### DIRECTIONS FOR THIS TASK
Which lines in the records below contain the word "name"? Copy each of them.

### Items from a data source
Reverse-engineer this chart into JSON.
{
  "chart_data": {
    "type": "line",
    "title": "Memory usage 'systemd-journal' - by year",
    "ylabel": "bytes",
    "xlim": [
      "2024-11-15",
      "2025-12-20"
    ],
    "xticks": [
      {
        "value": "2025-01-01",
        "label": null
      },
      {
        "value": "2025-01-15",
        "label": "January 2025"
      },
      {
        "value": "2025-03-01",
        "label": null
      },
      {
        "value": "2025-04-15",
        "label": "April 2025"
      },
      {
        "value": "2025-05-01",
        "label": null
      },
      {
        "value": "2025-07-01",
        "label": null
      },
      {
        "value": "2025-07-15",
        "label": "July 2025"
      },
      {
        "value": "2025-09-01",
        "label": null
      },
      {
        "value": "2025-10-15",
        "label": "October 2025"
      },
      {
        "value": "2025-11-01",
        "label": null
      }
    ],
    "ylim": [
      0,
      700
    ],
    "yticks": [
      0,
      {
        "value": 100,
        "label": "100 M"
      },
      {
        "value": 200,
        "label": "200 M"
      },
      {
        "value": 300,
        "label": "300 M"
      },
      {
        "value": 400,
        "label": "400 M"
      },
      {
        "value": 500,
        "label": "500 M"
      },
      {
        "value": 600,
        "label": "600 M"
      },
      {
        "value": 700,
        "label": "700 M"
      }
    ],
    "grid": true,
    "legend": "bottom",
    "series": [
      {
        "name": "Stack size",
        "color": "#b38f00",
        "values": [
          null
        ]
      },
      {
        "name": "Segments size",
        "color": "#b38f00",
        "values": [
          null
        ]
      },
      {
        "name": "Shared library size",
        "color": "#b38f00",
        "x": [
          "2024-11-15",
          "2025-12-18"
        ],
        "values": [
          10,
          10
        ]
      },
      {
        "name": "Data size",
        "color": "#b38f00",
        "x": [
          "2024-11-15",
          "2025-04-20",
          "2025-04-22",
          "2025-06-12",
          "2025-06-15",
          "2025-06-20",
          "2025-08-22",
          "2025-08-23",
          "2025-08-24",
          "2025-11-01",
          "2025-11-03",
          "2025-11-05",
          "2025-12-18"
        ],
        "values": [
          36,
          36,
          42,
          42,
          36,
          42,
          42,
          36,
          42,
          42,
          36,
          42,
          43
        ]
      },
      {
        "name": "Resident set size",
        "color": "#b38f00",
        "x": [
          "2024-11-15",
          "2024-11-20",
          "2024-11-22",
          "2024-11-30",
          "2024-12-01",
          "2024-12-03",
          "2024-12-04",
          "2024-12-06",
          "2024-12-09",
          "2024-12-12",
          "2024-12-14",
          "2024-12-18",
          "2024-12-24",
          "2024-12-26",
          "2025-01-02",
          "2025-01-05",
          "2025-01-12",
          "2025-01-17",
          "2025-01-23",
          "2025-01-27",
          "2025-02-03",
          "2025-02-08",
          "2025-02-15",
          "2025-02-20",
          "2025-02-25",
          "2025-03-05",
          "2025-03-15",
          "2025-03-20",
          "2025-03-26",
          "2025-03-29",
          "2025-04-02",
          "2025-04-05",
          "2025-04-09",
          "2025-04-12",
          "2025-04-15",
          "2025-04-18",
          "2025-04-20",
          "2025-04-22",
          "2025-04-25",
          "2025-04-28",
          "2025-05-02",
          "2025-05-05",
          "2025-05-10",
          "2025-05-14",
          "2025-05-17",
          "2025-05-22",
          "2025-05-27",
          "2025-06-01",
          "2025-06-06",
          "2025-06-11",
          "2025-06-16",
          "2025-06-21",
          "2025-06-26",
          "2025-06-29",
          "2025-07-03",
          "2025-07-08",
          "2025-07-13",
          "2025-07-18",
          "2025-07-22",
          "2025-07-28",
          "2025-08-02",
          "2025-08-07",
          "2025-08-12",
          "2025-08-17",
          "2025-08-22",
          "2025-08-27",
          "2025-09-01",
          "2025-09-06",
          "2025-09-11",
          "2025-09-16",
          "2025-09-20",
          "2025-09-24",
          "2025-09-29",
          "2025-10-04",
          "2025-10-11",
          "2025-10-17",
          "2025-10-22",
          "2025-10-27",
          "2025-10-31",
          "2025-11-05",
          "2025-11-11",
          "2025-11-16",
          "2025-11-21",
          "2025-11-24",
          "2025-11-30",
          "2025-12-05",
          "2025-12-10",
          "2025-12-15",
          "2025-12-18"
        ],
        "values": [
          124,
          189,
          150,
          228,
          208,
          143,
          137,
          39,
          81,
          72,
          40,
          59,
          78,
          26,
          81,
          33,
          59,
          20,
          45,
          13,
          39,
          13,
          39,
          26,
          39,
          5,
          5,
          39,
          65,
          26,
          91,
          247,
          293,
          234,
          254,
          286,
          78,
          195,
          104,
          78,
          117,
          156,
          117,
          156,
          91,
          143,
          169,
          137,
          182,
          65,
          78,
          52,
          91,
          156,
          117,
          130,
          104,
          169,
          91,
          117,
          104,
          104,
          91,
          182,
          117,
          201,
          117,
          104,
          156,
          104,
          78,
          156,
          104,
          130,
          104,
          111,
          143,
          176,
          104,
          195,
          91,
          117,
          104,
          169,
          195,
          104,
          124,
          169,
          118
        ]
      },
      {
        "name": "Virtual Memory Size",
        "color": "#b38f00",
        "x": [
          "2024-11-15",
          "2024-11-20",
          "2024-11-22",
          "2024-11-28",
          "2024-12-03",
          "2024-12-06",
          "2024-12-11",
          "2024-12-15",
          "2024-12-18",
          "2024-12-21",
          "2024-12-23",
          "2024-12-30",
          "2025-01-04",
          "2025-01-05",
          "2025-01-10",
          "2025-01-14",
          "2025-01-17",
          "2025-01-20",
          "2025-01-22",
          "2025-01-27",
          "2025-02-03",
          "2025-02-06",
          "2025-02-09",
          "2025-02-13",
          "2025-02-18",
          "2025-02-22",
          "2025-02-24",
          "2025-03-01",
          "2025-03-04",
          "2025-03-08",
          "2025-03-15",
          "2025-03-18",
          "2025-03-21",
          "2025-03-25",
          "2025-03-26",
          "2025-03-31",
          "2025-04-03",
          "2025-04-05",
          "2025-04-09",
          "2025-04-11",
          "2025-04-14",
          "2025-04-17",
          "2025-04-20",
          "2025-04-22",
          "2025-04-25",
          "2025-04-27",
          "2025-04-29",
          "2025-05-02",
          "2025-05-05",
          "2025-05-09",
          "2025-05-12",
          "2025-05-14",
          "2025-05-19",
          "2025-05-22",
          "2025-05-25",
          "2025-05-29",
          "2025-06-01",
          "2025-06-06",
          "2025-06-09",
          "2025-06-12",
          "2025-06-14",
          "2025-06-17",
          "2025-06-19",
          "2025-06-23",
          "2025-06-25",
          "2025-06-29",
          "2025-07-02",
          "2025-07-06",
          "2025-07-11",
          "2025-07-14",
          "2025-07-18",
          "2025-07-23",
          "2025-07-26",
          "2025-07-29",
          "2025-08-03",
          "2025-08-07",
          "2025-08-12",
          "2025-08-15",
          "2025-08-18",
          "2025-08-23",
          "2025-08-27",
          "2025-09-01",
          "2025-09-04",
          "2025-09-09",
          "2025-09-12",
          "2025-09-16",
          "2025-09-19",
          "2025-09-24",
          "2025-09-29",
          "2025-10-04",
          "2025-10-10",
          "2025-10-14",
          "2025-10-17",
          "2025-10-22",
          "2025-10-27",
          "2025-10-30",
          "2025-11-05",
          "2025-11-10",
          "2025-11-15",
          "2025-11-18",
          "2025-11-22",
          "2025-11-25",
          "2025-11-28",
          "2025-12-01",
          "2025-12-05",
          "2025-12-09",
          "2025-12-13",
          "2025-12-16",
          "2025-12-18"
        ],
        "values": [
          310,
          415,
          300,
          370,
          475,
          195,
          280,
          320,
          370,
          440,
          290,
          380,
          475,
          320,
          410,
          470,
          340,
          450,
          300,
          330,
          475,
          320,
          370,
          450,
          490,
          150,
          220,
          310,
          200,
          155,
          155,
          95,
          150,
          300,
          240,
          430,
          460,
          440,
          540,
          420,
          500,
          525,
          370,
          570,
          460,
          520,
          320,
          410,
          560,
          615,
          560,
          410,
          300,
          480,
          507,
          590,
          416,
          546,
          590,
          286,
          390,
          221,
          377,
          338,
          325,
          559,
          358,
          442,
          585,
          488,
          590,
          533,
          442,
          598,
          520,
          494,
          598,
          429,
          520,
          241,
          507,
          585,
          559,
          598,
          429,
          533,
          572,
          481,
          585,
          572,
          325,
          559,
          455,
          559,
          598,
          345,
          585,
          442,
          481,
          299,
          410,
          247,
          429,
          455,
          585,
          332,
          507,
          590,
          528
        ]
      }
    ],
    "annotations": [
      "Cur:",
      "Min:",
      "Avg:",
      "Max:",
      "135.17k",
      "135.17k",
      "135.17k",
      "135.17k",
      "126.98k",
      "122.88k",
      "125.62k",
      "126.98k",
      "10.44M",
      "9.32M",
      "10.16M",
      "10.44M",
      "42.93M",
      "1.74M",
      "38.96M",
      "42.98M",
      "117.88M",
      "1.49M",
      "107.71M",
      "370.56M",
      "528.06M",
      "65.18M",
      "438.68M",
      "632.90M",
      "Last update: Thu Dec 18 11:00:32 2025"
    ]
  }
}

### WRITTEN ANSWER
        "name": "Stack size",
        "name": "Segments size",
        "name": "Shared library size",
        "name": "Data size",
        "name": "Resident set size",
        "name": "Virtual Memory Size",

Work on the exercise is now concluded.